** EXERCISE DESCRIPTION **
Reproduce the lines below word for word, keeping all of them in their original order.

[Layout element annotations]
══════════════════════════════
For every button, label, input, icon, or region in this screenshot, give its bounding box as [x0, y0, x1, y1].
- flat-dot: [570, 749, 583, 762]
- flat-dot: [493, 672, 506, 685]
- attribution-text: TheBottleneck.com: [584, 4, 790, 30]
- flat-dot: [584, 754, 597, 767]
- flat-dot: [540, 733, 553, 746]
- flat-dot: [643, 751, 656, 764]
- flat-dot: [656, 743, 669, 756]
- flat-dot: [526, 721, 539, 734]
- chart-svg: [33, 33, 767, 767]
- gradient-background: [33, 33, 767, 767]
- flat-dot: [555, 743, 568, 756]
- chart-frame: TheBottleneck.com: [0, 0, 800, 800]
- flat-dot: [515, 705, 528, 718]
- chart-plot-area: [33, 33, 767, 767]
══════════════════════════════
** EXERCISE RESULT **
For every button, label, input, icon, or region in this screenshot, give its bounding box as [x0, y0, x1, y1].
- flat-dot: [570, 749, 583, 762]
- flat-dot: [493, 672, 506, 685]
- attribution-text: TheBottleneck.com: [584, 4, 790, 30]
- flat-dot: [584, 754, 597, 767]
- flat-dot: [540, 733, 553, 746]
- flat-dot: [643, 751, 656, 764]
- flat-dot: [656, 743, 669, 756]
- flat-dot: [526, 721, 539, 734]
- chart-svg: [33, 33, 767, 767]
- gradient-background: [33, 33, 767, 767]
- flat-dot: [555, 743, 568, 756]
- chart-frame: TheBottleneck.com: [0, 0, 800, 800]
- flat-dot: [515, 705, 528, 718]
- chart-plot-area: [33, 33, 767, 767]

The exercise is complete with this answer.